## Problem requirements
For the entries below, state how many lines include the string "allmänbildande", and write nothing besides that number.

## Exercise data
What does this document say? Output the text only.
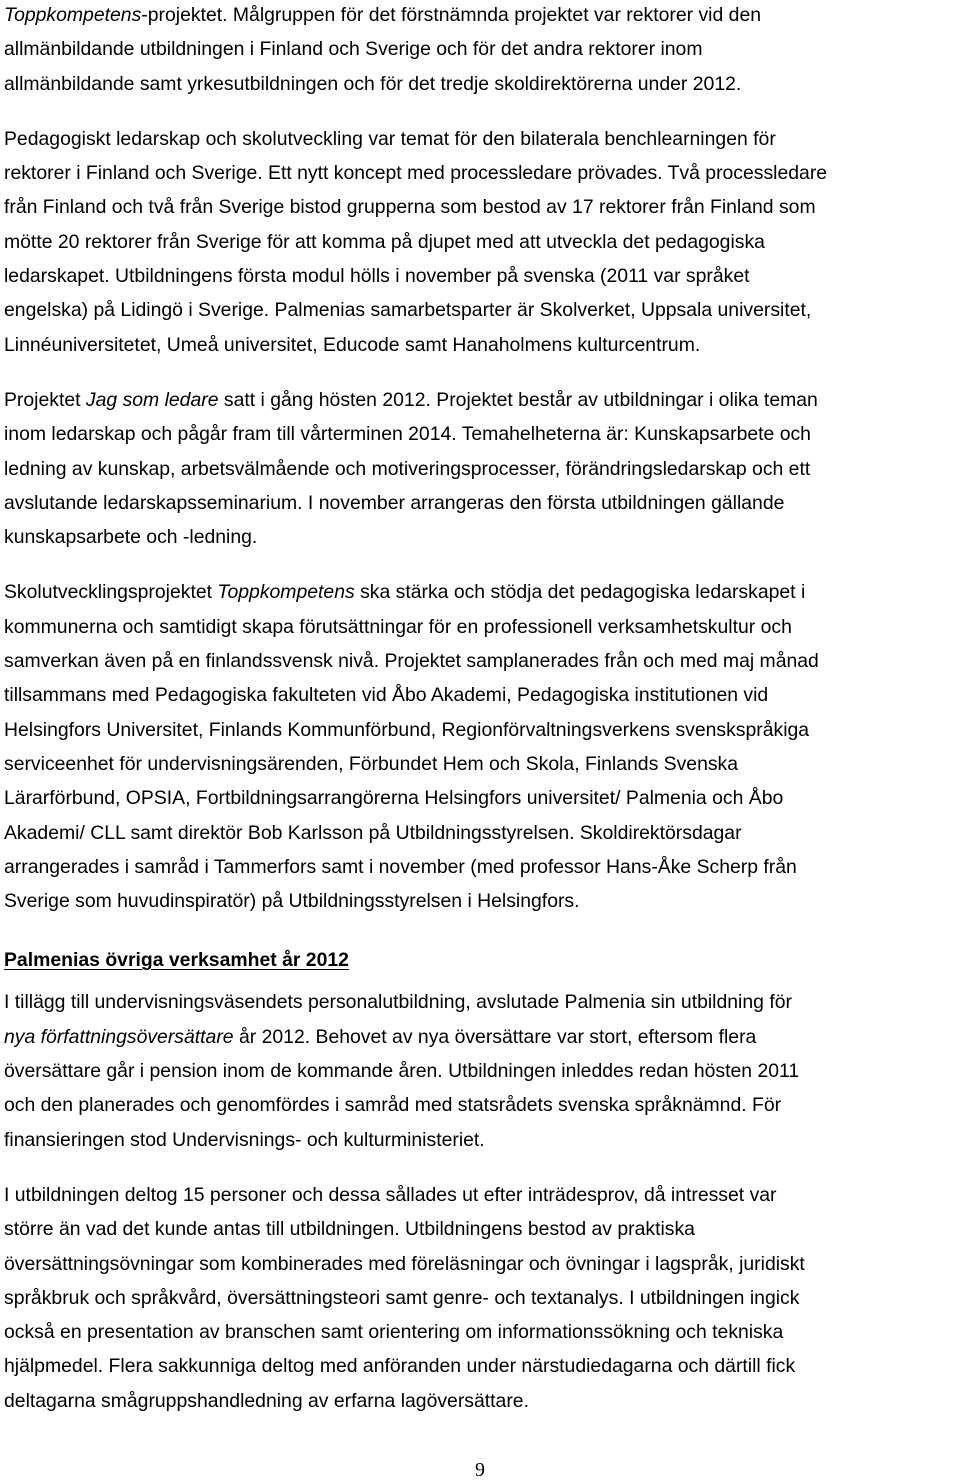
Toppkompetens-projektet. Målgruppen för det förstnämnda projektet var rektorer vid den
allmänbildande utbildningen i Finland och Sverige och för det andra rektorer inom
allmänbildande samt yrkesutbildningen och för det tredje skoldirektörerna under 2012.

Pedagogiskt ledarskap och skolutveckling var temat för den bilaterala benchlearningen för
rektorer i Finland och Sverige. Ett nytt koncept med processledare prövades. Två processledare
från Finland och två från Sverige bistod grupperna som bestod av 17 rektorer från Finland som
mötte 20 rektorer från Sverige för att komma på djupet med att utveckla det pedagogiska
ledarskapet. Utbildningens första modul hölls i november på svenska (2011 var språket
engelska) på Lidingö i Sverige. Palmenias samarbetsparter är Skolverket, Uppsala universitet,
Linnéuniversitetet, Umeå universitet, Educode samt Hanaholmens kulturcentrum.

Projektet Jag som ledare satt i gång hösten 2012. Projektet består av utbildningar i olika teman
inom ledarskap och pågår fram till vårterminen 2014. Temahelheterna är: Kunskapsarbete och
ledning av kunskap, arbetsvälmående och motiveringsprocesser, förändringsledarskap och ett
avslutande ledarskapsseminarium. I november arrangeras den första utbildningen gällande
kunskapsarbete och -ledning.

Skolutvecklingsprojektet Toppkompetens ska stärka och stödja det pedagogiska ledarskapet i
kommunerna och samtidigt skapa förutsättningar för en professionell verksamhetskultur och
samverkan även på en finlandssvensk nivå. Projektet samplanerades från och med maj månad
tillsammans med Pedagogiska fakulteten vid Åbo Akademi, Pedagogiska institutionen vid
Helsingfors Universitet, Finlands Kommunförbund, Regionförvaltningsverkens svenskspråkiga
serviceenhet för undervisningsärenden, Förbundet Hem och Skola, Finlands Svenska
Lärarförbund, OPSIA, Fortbildningsarrangörerna Helsingfors universitet/ Palmenia och Åbo
Akademi/ CLL samt direktör Bob Karlsson på Utbildningsstyrelsen. Skoldirektörsdagar
arrangerades i samråd i Tammerfors samt i november (med professor Hans-Åke Scherp från
Sverige som huvudinspiratör) på Utbildningsstyrelsen i Helsingfors.

Palmenias övriga verksamhet år 2012

I tillägg till undervisningsväsendets personalutbildning, avslutade Palmenia sin utbildning för
nya författningsöversättare år 2012. Behovet av nya översättare var stort, eftersom flera
översättare går i pension inom de kommande åren. Utbildningen inleddes redan hösten 2011
och den planerades och genomfördes i samråd med statsrådets svenska språknämnd. För
finansieringen stod Undervisnings- och kulturministeriet.

I utbildningen deltog 15 personer och dessa sållades ut efter inträdesprov, då intresset var
större än vad det kunde antas till utbildningen. Utbildningens bestod av praktiska
översättningsövningar som kombinerades med föreläsningar och övningar i lagspråk, juridiskt
språkbruk och språkvård, översättningsteori samt genre- och textanalys. I utbildningen ingick
också en presentation av branschen samt orientering om informationssökning och tekniska
hjälpmedel. Flera sakkunniga deltog med anföranden under närstudiedagarna och därtill fick
deltagarna smågruppshandledning av erfarna lagöversättare.

9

## Result below
2